* [Stated exercise]:
Produce an exact copy of all the data below, dropping every image.
>> start Listed entries
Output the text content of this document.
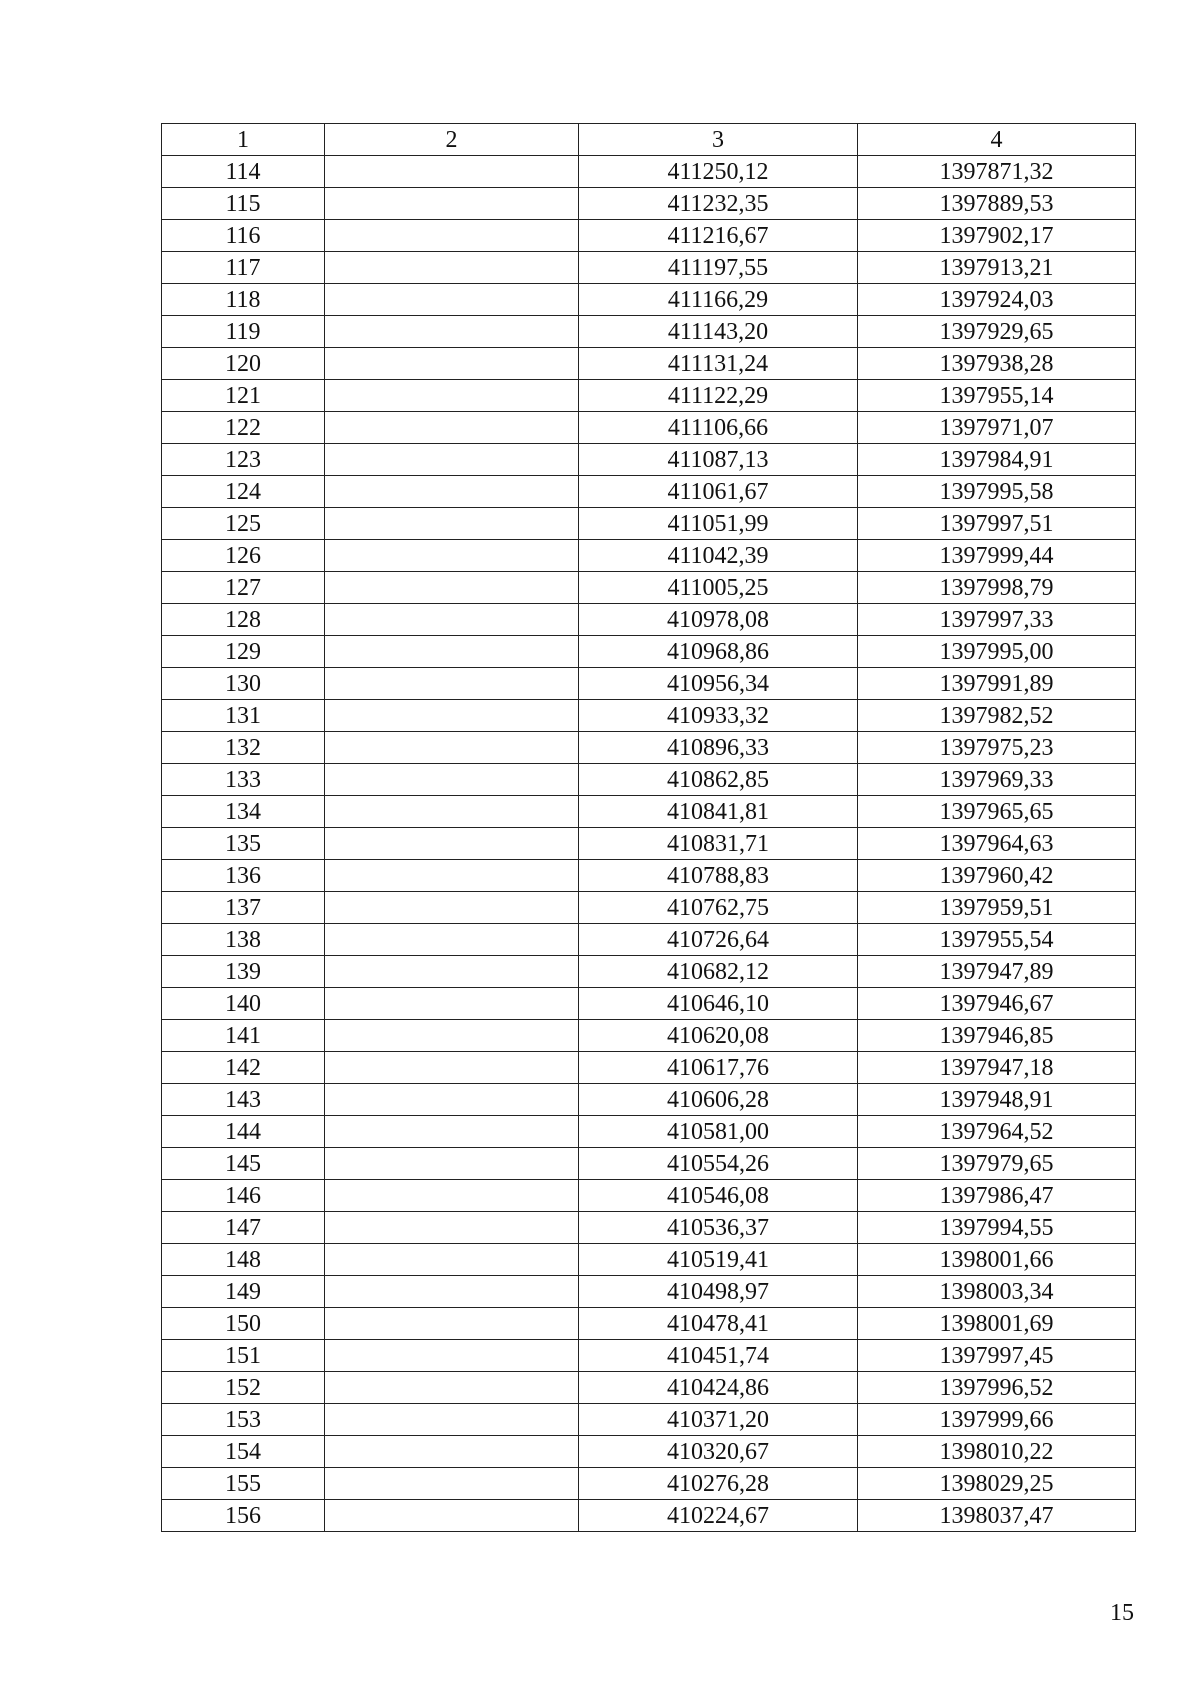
1	2	3	4
114		411250,12	1397871,32
115		411232,35	1397889,53
116		411216,67	1397902,17
117		411197,55	1397913,21
118		411166,29	1397924,03
119		411143,20	1397929,65
120		411131,24	1397938,28
121		411122,29	1397955,14
122		411106,66	1397971,07
123		411087,13	1397984,91
124		411061,67	1397995,58
125		411051,99	1397997,51
126		411042,39	1397999,44
127		411005,25	1397998,79
128		410978,08	1397997,33
129		410968,86	1397995,00
130		410956,34	1397991,89
131		410933,32	1397982,52
132		410896,33	1397975,23
133		410862,85	1397969,33
134		410841,81	1397965,65
135		410831,71	1397964,63
136		410788,83	1397960,42
137		410762,75	1397959,51
138		410726,64	1397955,54
139		410682,12	1397947,89
140		410646,10	1397946,67
141		410620,08	1397946,85
142		410617,76	1397947,18
143		410606,28	1397948,91
144		410581,00	1397964,52
145		410554,26	1397979,65
146		410546,08	1397986,47
147		410536,37	1397994,55
148		410519,41	1398001,66
149		410498,97	1398003,34
150		410478,41	1398001,69
151		410451,74	1397997,45
152		410424,86	1397996,52
153		410371,20	1397999,66
154		410320,67	1398010,22
155		410276,28	1398029,25
156		410224,67	1398037,47
15
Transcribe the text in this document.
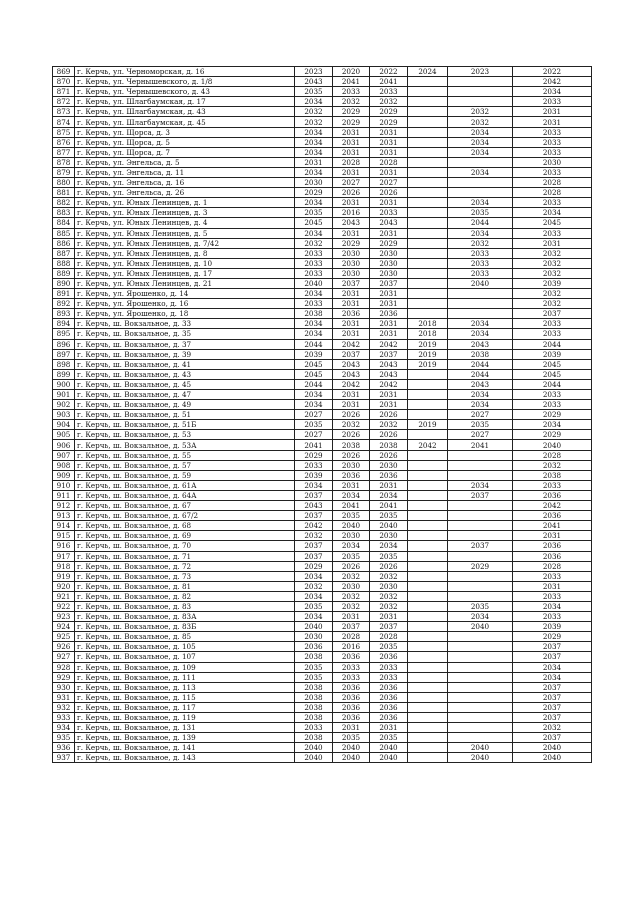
869	г. Керчь, ул. Черноморская, д. 16	2023	2020	2022	2024	2023	2022
870	г. Керчь, ул. Чернышевского, д. 1/8	2043	2041	2041			2042
871	г. Керчь, ул. Чернышевского, д. 43	2035	2033	2033			2034
872	г. Керчь, ул. Шлагбаумская, д. 17	2034	2032	2032			2033
873	г. Керчь, ул. Шлагбаумская, д. 43	2032	2029	2029		2032	2031
874	г. Керчь, ул. Шлагбаумская, д. 45	2032	2029	2029		2032	2031
875	г. Керчь, ул. Щорса, д. 3	2034	2031	2031		2034	2033
876	г. Керчь, ул. Щорса, д. 5	2034	2031	2031		2034	2033
877	г. Керчь, ул. Щорса, д. 7	2034	2031	2031		2034	2033
878	г. Керчь, ул. Энгельса, д. 5	2031	2028	2028			2030
879	г. Керчь, ул. Энгельса, д. 11	2034	2031	2031		2034	2033
880	г. Керчь, ул. Энгельса, д. 16	2030	2027	2027			2028
881	г. Керчь, ул. Энгельса, д. 26	2029	2026	2026			2028
882	г. Керчь, ул. Юных Ленинцев, д. 1	2034	2031	2031		2034	2033
883	г. Керчь, ул. Юных Ленинцев, д. 3	2035	2016	2033		2035	2034
884	г. Керчь, ул. Юных Ленинцев, д. 4	2045	2043	2043		2044	2045
885	г. Керчь, ул. Юных Ленинцев, д. 5	2034	2031	2031		2034	2033
886	г. Керчь, ул. Юных Ленинцев, д. 7/42	2032	2029	2029		2032	2031
887	г. Керчь, ул. Юных Ленинцев, д. 8	2033	2030	2030		2033	2032
888	г. Керчь, ул. Юных Ленинцев, д. 10	2033	2030	2030		2033	2032
889	г. Керчь, ул. Юных Ленинцев, д. 17	2033	2030	2030		2033	2032
890	г. Керчь, ул. Юных Ленинцев, д. 21	2040	2037	2037		2040	2039
891	г. Керчь, ул. Ярошенко, д. 14	2034	2031	2031			2032
892	г. Керчь, ул. Ярошенко, д. 16	2033	2031	2031			2032
893	г. Керчь, ул. Ярошенко, д. 18	2038	2036	2036			2037
894	г. Керчь, ш. Вокзальное, д. 33	2034	2031	2031	2018	2034	2033
895	г. Керчь, ш. Вокзальное, д. 35	2034	2031	2031	2018	2034	2033
896	г. Керчь, ш. Вокзальное, д. 37	2044	2042	2042	2019	2043	2044
897	г. Керчь, ш. Вокзальное, д. 39	2039	2037	2037	2019	2038	2039
898	г. Керчь, ш. Вокзальное, д. 41	2045	2043	2043	2019	2044	2045
899	г. Керчь, ш. Вокзальное, д. 43	2045	2043	2043		2044	2045
900	г. Керчь, ш. Вокзальное, д. 45	2044	2042	2042		2043	2044
901	г. Керчь, ш. Вокзальное, д. 47	2034	2031	2031		2034	2033
902	г. Керчь, ш. Вокзальное, д. 49	2034	2031	2031		2034	2033
903	г. Керчь, ш. Вокзальное, д. 51	2027	2026	2026		2027	2029
904	г. Керчь, ш. Вокзальное, д. 51Б	2035	2032	2032	2019	2035	2034
905	г. Керчь, ш. Вокзальное, д. 53	2027	2026	2026		2027	2029
906	г. Керчь, ш. Вокзальное, д. 53А	2041	2038	2038	2042	2041	2040
907	г. Керчь, ш. Вокзальное, д. 55	2029	2026	2026			2028
908	г. Керчь, ш. Вокзальное, д. 57	2033	2030	2030			2032
909	г. Керчь, ш. Вокзальное, д. 59	2039	2036	2036			2038
910	г. Керчь, ш. Вокзальное, д. 61А	2034	2031	2031		2034	2033
911	г. Керчь, ш. Вокзальное, д. 64А	2037	2034	2034		2037	2036
912	г. Керчь, ш. Вокзальное, д. 67	2043	2041	2041			2042
913	г. Керчь, ш. Вокзальное, д. 67/2	2037	2035	2035			2036
914	г. Керчь, ш. Вокзальное, д. 68	2042	2040	2040			2041
915	г. Керчь, ш. Вокзальное, д. 69	2032	2030	2030			2031
916	г. Керчь, ш. Вокзальное, д. 70	2037	2034	2034		2037	2036
917	г. Керчь, ш. Вокзальное, д. 71	2037	2035	2035			2036
918	г. Керчь, ш. Вокзальное, д. 72	2029	2026	2026		2029	2028
919	г. Керчь, ш. Вокзальное, д. 73	2034	2032	2032			2033
920	г. Керчь, ш. Вокзальное, д. 81	2032	2030	2030			2031
921	г. Керчь, ш. Вокзальное, д. 82	2034	2032	2032			2033
922	г. Керчь, ш. Вокзальное, д. 83	2035	2032	2032		2035	2034
923	г. Керчь, ш. Вокзальное, д. 83А	2034	2031	2031		2034	2033
924	г. Керчь, ш. Вокзальное, д. 83Б	2040	2037	2037		2040	2039
925	г. Керчь, ш. Вокзальное, д. 85	2030	2028	2028			2029
926	г. Керчь, ш. Вокзальное, д. 105	2036	2016	2035			2037
927	г. Керчь, ш. Вокзальное, д. 107	2038	2036	2036			2037
928	г. Керчь, ш. Вокзальное, д. 109	2035	2033	2033			2034
929	г. Керчь, ш. Вокзальное, д. 111	2035	2033	2033			2034
930	г. Керчь, ш. Вокзальное, д. 113	2038	2036	2036			2037
931	г. Керчь, ш. Вокзальное, д. 115	2038	2036	2036			2037
932	г. Керчь, ш. Вокзальное, д. 117	2038	2036	2036			2037
933	г. Керчь, ш. Вокзальное, д. 119	2038	2036	2036			2037
934	г. Керчь, ш. Вокзальное, д. 131	2033	2031	2031			2032
935	г. Керчь, ш. Вокзальное, д. 139	2038	2035	2035			2037
936	г. Керчь, ш. Вокзальное, д. 141	2040	2040	2040		2040	2040
937	г. Керчь, ш. Вокзальное, д. 143	2040	2040	2040		2040	2040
>> end Listed entries
* [Response]:
Output the text content of this document.
1	2	3	4
114		411250,12	1397871,32
115		411232,35	1397889,53
116		411216,67	1397902,17
117		411197,55	1397913,21
118		411166,29	1397924,03
119		411143,20	1397929,65
120		411131,24	1397938,28
121		411122,29	1397955,14
122		411106,66	1397971,07
123		411087,13	1397984,91
124		411061,67	1397995,58
125		411051,99	1397997,51
126		411042,39	1397999,44
127		411005,25	1397998,79
128		410978,08	1397997,33
129		410968,86	1397995,00
130		410956,34	1397991,89
131		410933,32	1397982,52
132		410896,33	1397975,23
133		410862,85	1397969,33
134		410841,81	1397965,65
135		410831,71	1397964,63
136		410788,83	1397960,42
137		410762,75	1397959,51
138		410726,64	1397955,54
139		410682,12	1397947,89
140		410646,10	1397946,67
141		410620,08	1397946,85
142		410617,76	1397947,18
143		410606,28	1397948,91
144		410581,00	1397964,52
145		410554,26	1397979,65
146		410546,08	1397986,47
147		410536,37	1397994,55
148		410519,41	1398001,66
149		410498,97	1398003,34
150		410478,41	1398001,69
151		410451,74	1397997,45
152		410424,86	1397996,52
153		410371,20	1397999,66
154		410320,67	1398010,22
155		410276,28	1398029,25
156		410224,67	1398037,47
15
Transcribe the text in this document.
869	г. Керчь, ул. Черноморская, д. 16	2023	2020	2022	2024	2023	2022
870	г. Керчь, ул. Чернышевского, д. 1/8	2043	2041	2041			2042
871	г. Керчь, ул. Чернышевского, д. 43	2035	2033	2033			2034
872	г. Керчь, ул. Шлагбаумская, д. 17	2034	2032	2032			2033
873	г. Керчь, ул. Шлагбаумская, д. 43	2032	2029	2029		2032	2031
874	г. Керчь, ул. Шлагбаумская, д. 45	2032	2029	2029		2032	2031
875	г. Керчь, ул. Щорса, д. 3	2034	2031	2031		2034	2033
876	г. Керчь, ул. Щорса, д. 5	2034	2031	2031		2034	2033
877	г. Керчь, ул. Щорса, д. 7	2034	2031	2031		2034	2033
878	г. Керчь, ул. Энгельса, д. 5	2031	2028	2028			2030
879	г. Керчь, ул. Энгельса, д. 11	2034	2031	2031		2034	2033
880	г. Керчь, ул. Энгельса, д. 16	2030	2027	2027			2028
881	г. Керчь, ул. Энгельса, д. 26	2029	2026	2026			2028
882	г. Керчь, ул. Юных Ленинцев, д. 1	2034	2031	2031		2034	2033
883	г. Керчь, ул. Юных Ленинцев, д. 3	2035	2016	2033		2035	2034
884	г. Керчь, ул. Юных Ленинцев, д. 4	2045	2043	2043		2044	2045
885	г. Керчь, ул. Юных Ленинцев, д. 5	2034	2031	2031		2034	2033
886	г. Керчь, ул. Юных Ленинцев, д. 7/42	2032	2029	2029		2032	2031
887	г. Керчь, ул. Юных Ленинцев, д. 8	2033	2030	2030		2033	2032
888	г. Керчь, ул. Юных Ленинцев, д. 10	2033	2030	2030		2033	2032
889	г. Керчь, ул. Юных Ленинцев, д. 17	2033	2030	2030		2033	2032
890	г. Керчь, ул. Юных Ленинцев, д. 21	2040	2037	2037		2040	2039
891	г. Керчь, ул. Ярошенко, д. 14	2034	2031	2031			2032
892	г. Керчь, ул. Ярошенко, д. 16	2033	2031	2031			2032
893	г. Керчь, ул. Ярошенко, д. 18	2038	2036	2036			2037
894	г. Керчь, ш. Вокзальное, д. 33	2034	2031	2031	2018	2034	2033
895	г. Керчь, ш. Вокзальное, д. 35	2034	2031	2031	2018	2034	2033
896	г. Керчь, ш. Вокзальное, д. 37	2044	2042	2042	2019	2043	2044
897	г. Керчь, ш. Вокзальное, д. 39	2039	2037	2037	2019	2038	2039
898	г. Керчь, ш. Вокзальное, д. 41	2045	2043	2043	2019	2044	2045
899	г. Керчь, ш. Вокзальное, д. 43	2045	2043	2043		2044	2045
900	г. Керчь, ш. Вокзальное, д. 45	2044	2042	2042		2043	2044
901	г. Керчь, ш. Вокзальное, д. 47	2034	2031	2031		2034	2033
902	г. Керчь, ш. Вокзальное, д. 49	2034	2031	2031		2034	2033
903	г. Керчь, ш. Вокзальное, д. 51	2027	2026	2026		2027	2029
904	г. Керчь, ш. Вокзальное, д. 51Б	2035	2032	2032	2019	2035	2034
905	г. Керчь, ш. Вокзальное, д. 53	2027	2026	2026		2027	2029
906	г. Керчь, ш. Вокзальное, д. 53А	2041	2038	2038	2042	2041	2040
907	г. Керчь, ш. Вокзальное, д. 55	2029	2026	2026			2028
908	г. Керчь, ш. Вокзальное, д. 57	2033	2030	2030			2032
909	г. Керчь, ш. Вокзальное, д. 59	2039	2036	2036			2038
910	г. Керчь, ш. Вокзальное, д. 61А	2034	2031	2031		2034	2033
911	г. Керчь, ш. Вокзальное, д. 64А	2037	2034	2034		2037	2036
912	г. Керчь, ш. Вокзальное, д. 67	2043	2041	2041			2042
913	г. Керчь, ш. Вокзальное, д. 67/2	2037	2035	2035			2036
914	г. Керчь, ш. Вокзальное, д. 68	2042	2040	2040			2041
915	г. Керчь, ш. Вокзальное, д. 69	2032	2030	2030			2031
916	г. Керчь, ш. Вокзальное, д. 70	2037	2034	2034		2037	2036
917	г. Керчь, ш. Вокзальное, д. 71	2037	2035	2035			2036
918	г. Керчь, ш. Вокзальное, д. 72	2029	2026	2026		2029	2028
919	г. Керчь, ш. Вокзальное, д. 73	2034	2032	2032			2033
920	г. Керчь, ш. Вокзальное, д. 81	2032	2030	2030			2031
921	г. Керчь, ш. Вокзальное, д. 82	2034	2032	2032			2033
922	г. Керчь, ш. Вокзальное, д. 83	2035	2032	2032		2035	2034
923	г. Керчь, ш. Вокзальное, д. 83А	2034	2031	2031		2034	2033
924	г. Керчь, ш. Вокзальное, д. 83Б	2040	2037	2037		2040	2039
925	г. Керчь, ш. Вокзальное, д. 85	2030	2028	2028			2029
926	г. Керчь, ш. Вокзальное, д. 105	2036	2016	2035			2037
927	г. Керчь, ш. Вокзальное, д. 107	2038	2036	2036			2037
928	г. Керчь, ш. Вокзальное, д. 109	2035	2033	2033			2034
929	г. Керчь, ш. Вокзальное, д. 111	2035	2033	2033			2034
930	г. Керчь, ш. Вокзальное, д. 113	2038	2036	2036			2037
931	г. Керчь, ш. Вокзальное, д. 115	2038	2036	2036			2037
932	г. Керчь, ш. Вокзальное, д. 117	2038	2036	2036			2037
933	г. Керчь, ш. Вокзальное, д. 119	2038	2036	2036			2037
934	г. Керчь, ш. Вокзальное, д. 131	2033	2031	2031			2032
935	г. Керчь, ш. Вокзальное, д. 139	2038	2035	2035			2037
936	г. Керчь, ш. Вокзальное, д. 141	2040	2040	2040		2040	2040
937	г. Керчь, ш. Вокзальное, д. 143	2040	2040	2040		2040	2040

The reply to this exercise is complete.